## EXERCISE REQUIREMENTS:
Pictures do not belong in the copy. Return all of the entries exactly.

[Chart and figure data]
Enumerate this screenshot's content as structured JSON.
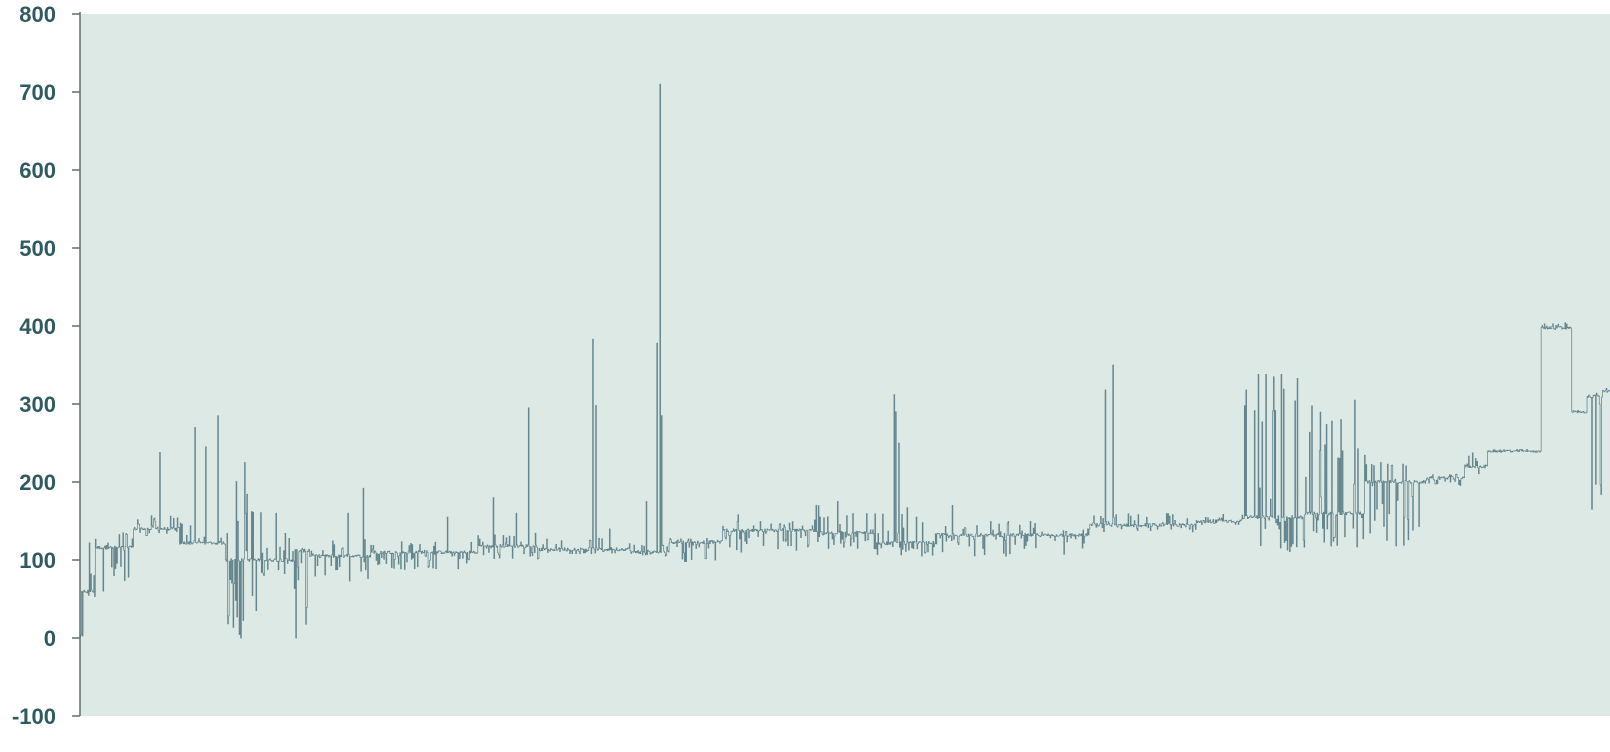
{
  "chart_data": {
    "type": "line",
    "title": "",
    "xlabel": "",
    "ylabel": "",
    "ylim": [
      -100,
      800
    ],
    "yticks": [
      -100,
      0,
      100,
      200,
      300,
      400,
      500,
      600,
      700,
      800
    ],
    "ytick_labels": [
      "-100",
      "0",
      "100",
      "200",
      "300",
      "400",
      "500",
      "600",
      "700",
      "800"
    ],
    "grid": false,
    "legend": "none",
    "colors": {
      "plot_background": "#dce9e5",
      "line": "#5d7f88",
      "axis": "#5f6f6f",
      "tick_label": "#2e5a60"
    },
    "x_count": 1000,
    "series": [
      {
        "name": "",
        "segments": [
          {
            "x0": 0,
            "x1": 2,
            "base": 2,
            "low": 0,
            "high": 60,
            "spikes": [
              [
                1,
                60
              ]
            ]
          },
          {
            "x0": 2,
            "x1": 10,
            "base": 60,
            "low": 50,
            "high": 120,
            "spikes": [
              [
                6,
                122
              ],
              [
                9,
                80
              ]
            ]
          },
          {
            "x0": 10,
            "x1": 35,
            "base": 116,
            "low": 60,
            "high": 137,
            "spikes": [
              [
                15,
                60
              ],
              [
                22,
                80
              ],
              [
                28,
                135
              ]
            ]
          },
          {
            "x0": 35,
            "x1": 65,
            "base": 140,
            "low": 130,
            "high": 157,
            "spikes": [
              [
                52,
                238
              ]
            ]
          },
          {
            "x0": 65,
            "x1": 95,
            "base": 122,
            "low": 120,
            "high": 150,
            "spikes": [
              [
                75,
                270
              ],
              [
                82,
                245
              ],
              [
                90,
                285
              ]
            ]
          },
          {
            "x0": 95,
            "x1": 120,
            "base": 100,
            "low": 0,
            "high": 230,
            "spikes": [
              [
                98,
                75
              ],
              [
                105,
                0
              ],
              [
                108,
                160
              ],
              [
                115,
                35
              ],
              [
                120,
                225
              ],
              [
                124,
                242
              ]
            ]
          },
          {
            "x0": 120,
            "x1": 140,
            "base": 100,
            "low": 80,
            "high": 135,
            "spikes": [
              [
                128,
                160
              ]
            ]
          },
          {
            "x0": 140,
            "x1": 150,
            "base": 112,
            "low": 0,
            "high": 115,
            "spikes": [
              [
                141,
                0
              ]
            ]
          },
          {
            "x0": 150,
            "x1": 190,
            "base": 105,
            "low": 68,
            "high": 130,
            "spikes": [
              [
                175,
                160
              ],
              [
                185,
                192
              ]
            ]
          },
          {
            "x0": 190,
            "x1": 260,
            "base": 110,
            "low": 88,
            "high": 125,
            "spikes": [
              [
                212,
                88
              ],
              [
                240,
                155
              ]
            ]
          },
          {
            "x0": 260,
            "x1": 300,
            "base": 118,
            "low": 100,
            "high": 135,
            "spikes": [
              [
                270,
                180
              ],
              [
                285,
                160
              ],
              [
                293,
                295
              ]
            ]
          },
          {
            "x0": 300,
            "x1": 360,
            "base": 114,
            "low": 108,
            "high": 128,
            "spikes": [
              [
                335,
                383
              ],
              [
                337,
                298
              ],
              [
                346,
                140
              ]
            ]
          },
          {
            "x0": 360,
            "x1": 385,
            "base": 110,
            "low": 105,
            "high": 120,
            "spikes": [
              [
                370,
                175
              ],
              [
                377,
                378
              ],
              [
                379,
                710
              ],
              [
                380,
                285
              ]
            ]
          },
          {
            "x0": 385,
            "x1": 420,
            "base": 123,
            "low": 98,
            "high": 128,
            "spikes": [
              [
                395,
                98
              ],
              [
                415,
                100
              ]
            ]
          },
          {
            "x0": 420,
            "x1": 480,
            "base": 138,
            "low": 110,
            "high": 150,
            "spikes": [
              [
                430,
                158
              ],
              [
                460,
                145
              ]
            ]
          },
          {
            "x0": 480,
            "x1": 520,
            "base": 135,
            "low": 112,
            "high": 175,
            "spikes": [
              [
                495,
                175
              ]
            ]
          },
          {
            "x0": 520,
            "x1": 560,
            "base": 122,
            "low": 105,
            "high": 170,
            "spikes": [
              [
                532,
                312
              ],
              [
                533,
                290
              ],
              [
                535,
                250
              ]
            ]
          },
          {
            "x0": 560,
            "x1": 660,
            "base": 132,
            "low": 105,
            "high": 150,
            "spikes": [
              [
                570,
                170
              ],
              [
                605,
                105
              ]
            ]
          },
          {
            "x0": 660,
            "x1": 730,
            "base": 145,
            "low": 135,
            "high": 160,
            "spikes": [
              [
                670,
                318
              ],
              [
                675,
                350
              ]
            ]
          },
          {
            "x0": 730,
            "x1": 760,
            "base": 150,
            "low": 145,
            "high": 160,
            "spikes": []
          },
          {
            "x0": 760,
            "x1": 800,
            "base": 155,
            "low": 110,
            "high": 335,
            "spikes": [
              [
                762,
                318
              ],
              [
                770,
                338
              ],
              [
                775,
                338
              ],
              [
                780,
                335
              ],
              [
                785,
                338
              ]
            ]
          },
          {
            "x0": 800,
            "x1": 840,
            "base": 160,
            "low": 110,
            "high": 305,
            "spikes": [
              [
                810,
                240
              ],
              [
                818,
                278
              ],
              [
                825,
                240
              ],
              [
                833,
                305
              ],
              [
                840,
                300
              ]
            ]
          },
          {
            "x0": 840,
            "x1": 880,
            "base": 200,
            "low": 115,
            "high": 225,
            "spikes": [
              [
                850,
                225
              ],
              [
                860,
                118
              ]
            ]
          },
          {
            "x0": 880,
            "x1": 905,
            "base": 205,
            "low": 195,
            "high": 210,
            "spikes": []
          },
          {
            "x0": 905,
            "x1": 920,
            "base": 220,
            "low": 210,
            "high": 240,
            "spikes": [
              [
                912,
                230
              ]
            ]
          },
          {
            "x0": 920,
            "x1": 955,
            "base": 240,
            "low": 238,
            "high": 240,
            "spikes": []
          },
          {
            "x0": 955,
            "x1": 975,
            "base": 398,
            "low": 395,
            "high": 405,
            "spikes": []
          },
          {
            "x0": 975,
            "x1": 985,
            "base": 290,
            "low": 288,
            "high": 292,
            "spikes": []
          },
          {
            "x0": 985,
            "x1": 995,
            "base": 310,
            "low": 165,
            "high": 318,
            "spikes": [
              [
                988,
                165
              ],
              [
                993,
                300
              ]
            ]
          },
          {
            "x0": 995,
            "x1": 1000,
            "base": 318,
            "low": 315,
            "high": 320,
            "spikes": []
          }
        ]
      }
    ]
  }
}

## ANSWER BELOW:
Enumerate this screenshot's content as structured JSON.
{
  "chart_data": {
    "type": "line",
    "title": "",
    "xlabel": "",
    "ylabel": "",
    "ylim": [
      -100,
      800
    ],
    "yticks": [
      -100,
      0,
      100,
      200,
      300,
      400,
      500,
      600,
      700,
      800
    ],
    "ytick_labels": [
      "-100",
      "0",
      "100",
      "200",
      "300",
      "400",
      "500",
      "600",
      "700",
      "800"
    ],
    "grid": false,
    "legend": "none",
    "colors": {
      "plot_background": "#dce9e5",
      "line": "#5d7f88",
      "axis": "#5f6f6f",
      "tick_label": "#2e5a60"
    },
    "x_count": 1000,
    "series": [
      {
        "name": "",
        "segments": [
          {
            "x0": 0,
            "x1": 2,
            "base": 2,
            "low": 0,
            "high": 60,
            "spikes": [
              [
                1,
                60
              ]
            ]
          },
          {
            "x0": 2,
            "x1": 10,
            "base": 60,
            "low": 50,
            "high": 120,
            "spikes": [
              [
                6,
                122
              ],
              [
                9,
                80
              ]
            ]
          },
          {
            "x0": 10,
            "x1": 35,
            "base": 116,
            "low": 60,
            "high": 137,
            "spikes": [
              [
                15,
                60
              ],
              [
                22,
                80
              ],
              [
                28,
                135
              ]
            ]
          },
          {
            "x0": 35,
            "x1": 65,
            "base": 140,
            "low": 130,
            "high": 157,
            "spikes": [
              [
                52,
                238
              ]
            ]
          },
          {
            "x0": 65,
            "x1": 95,
            "base": 122,
            "low": 120,
            "high": 150,
            "spikes": [
              [
                75,
                270
              ],
              [
                82,
                245
              ],
              [
                90,
                285
              ]
            ]
          },
          {
            "x0": 95,
            "x1": 120,
            "base": 100,
            "low": 0,
            "high": 230,
            "spikes": [
              [
                98,
                75
              ],
              [
                105,
                0
              ],
              [
                108,
                160
              ],
              [
                115,
                35
              ],
              [
                120,
                225
              ],
              [
                124,
                242
              ]
            ]
          },
          {
            "x0": 120,
            "x1": 140,
            "base": 100,
            "low": 80,
            "high": 135,
            "spikes": [
              [
                128,
                160
              ]
            ]
          },
          {
            "x0": 140,
            "x1": 150,
            "base": 112,
            "low": 0,
            "high": 115,
            "spikes": [
              [
                141,
                0
              ]
            ]
          },
          {
            "x0": 150,
            "x1": 190,
            "base": 105,
            "low": 68,
            "high": 130,
            "spikes": [
              [
                175,
                160
              ],
              [
                185,
                192
              ]
            ]
          },
          {
            "x0": 190,
            "x1": 260,
            "base": 110,
            "low": 88,
            "high": 125,
            "spikes": [
              [
                212,
                88
              ],
              [
                240,
                155
              ]
            ]
          },
          {
            "x0": 260,
            "x1": 300,
            "base": 118,
            "low": 100,
            "high": 135,
            "spikes": [
              [
                270,
                180
              ],
              [
                285,
                160
              ],
              [
                293,
                295
              ]
            ]
          },
          {
            "x0": 300,
            "x1": 360,
            "base": 114,
            "low": 108,
            "high": 128,
            "spikes": [
              [
                335,
                383
              ],
              [
                337,
                298
              ],
              [
                346,
                140
              ]
            ]
          },
          {
            "x0": 360,
            "x1": 385,
            "base": 110,
            "low": 105,
            "high": 120,
            "spikes": [
              [
                370,
                175
              ],
              [
                377,
                378
              ],
              [
                379,
                710
              ],
              [
                380,
                285
              ]
            ]
          },
          {
            "x0": 385,
            "x1": 420,
            "base": 123,
            "low": 98,
            "high": 128,
            "spikes": [
              [
                395,
                98
              ],
              [
                415,
                100
              ]
            ]
          },
          {
            "x0": 420,
            "x1": 480,
            "base": 138,
            "low": 110,
            "high": 150,
            "spikes": [
              [
                430,
                158
              ],
              [
                460,
                145
              ]
            ]
          },
          {
            "x0": 480,
            "x1": 520,
            "base": 135,
            "low": 112,
            "high": 175,
            "spikes": [
              [
                495,
                175
              ]
            ]
          },
          {
            "x0": 520,
            "x1": 560,
            "base": 122,
            "low": 105,
            "high": 170,
            "spikes": [
              [
                532,
                312
              ],
              [
                533,
                290
              ],
              [
                535,
                250
              ]
            ]
          },
          {
            "x0": 560,
            "x1": 660,
            "base": 132,
            "low": 105,
            "high": 150,
            "spikes": [
              [
                570,
                170
              ],
              [
                605,
                105
              ]
            ]
          },
          {
            "x0": 660,
            "x1": 730,
            "base": 145,
            "low": 135,
            "high": 160,
            "spikes": [
              [
                670,
                318
              ],
              [
                675,
                350
              ]
            ]
          },
          {
            "x0": 730,
            "x1": 760,
            "base": 150,
            "low": 145,
            "high": 160,
            "spikes": []
          },
          {
            "x0": 760,
            "x1": 800,
            "base": 155,
            "low": 110,
            "high": 335,
            "spikes": [
              [
                762,
                318
              ],
              [
                770,
                338
              ],
              [
                775,
                338
              ],
              [
                780,
                335
              ],
              [
                785,
                338
              ]
            ]
          },
          {
            "x0": 800,
            "x1": 840,
            "base": 160,
            "low": 110,
            "high": 305,
            "spikes": [
              [
                810,
                240
              ],
              [
                818,
                278
              ],
              [
                825,
                240
              ],
              [
                833,
                305
              ],
              [
                840,
                300
              ]
            ]
          },
          {
            "x0": 840,
            "x1": 880,
            "base": 200,
            "low": 115,
            "high": 225,
            "spikes": [
              [
                850,
                225
              ],
              [
                860,
                118
              ]
            ]
          },
          {
            "x0": 880,
            "x1": 905,
            "base": 205,
            "low": 195,
            "high": 210,
            "spikes": []
          },
          {
            "x0": 905,
            "x1": 920,
            "base": 220,
            "low": 210,
            "high": 240,
            "spikes": [
              [
                912,
                230
              ]
            ]
          },
          {
            "x0": 920,
            "x1": 955,
            "base": 240,
            "low": 238,
            "high": 240,
            "spikes": []
          },
          {
            "x0": 955,
            "x1": 975,
            "base": 398,
            "low": 395,
            "high": 405,
            "spikes": []
          },
          {
            "x0": 975,
            "x1": 985,
            "base": 290,
            "low": 288,
            "high": 292,
            "spikes": []
          },
          {
            "x0": 985,
            "x1": 995,
            "base": 310,
            "low": 165,
            "high": 318,
            "spikes": [
              [
                988,
                165
              ],
              [
                993,
                300
              ]
            ]
          },
          {
            "x0": 995,
            "x1": 1000,
            "base": 318,
            "low": 315,
            "high": 320,
            "spikes": []
          }
        ]
      }
    ]
  }
}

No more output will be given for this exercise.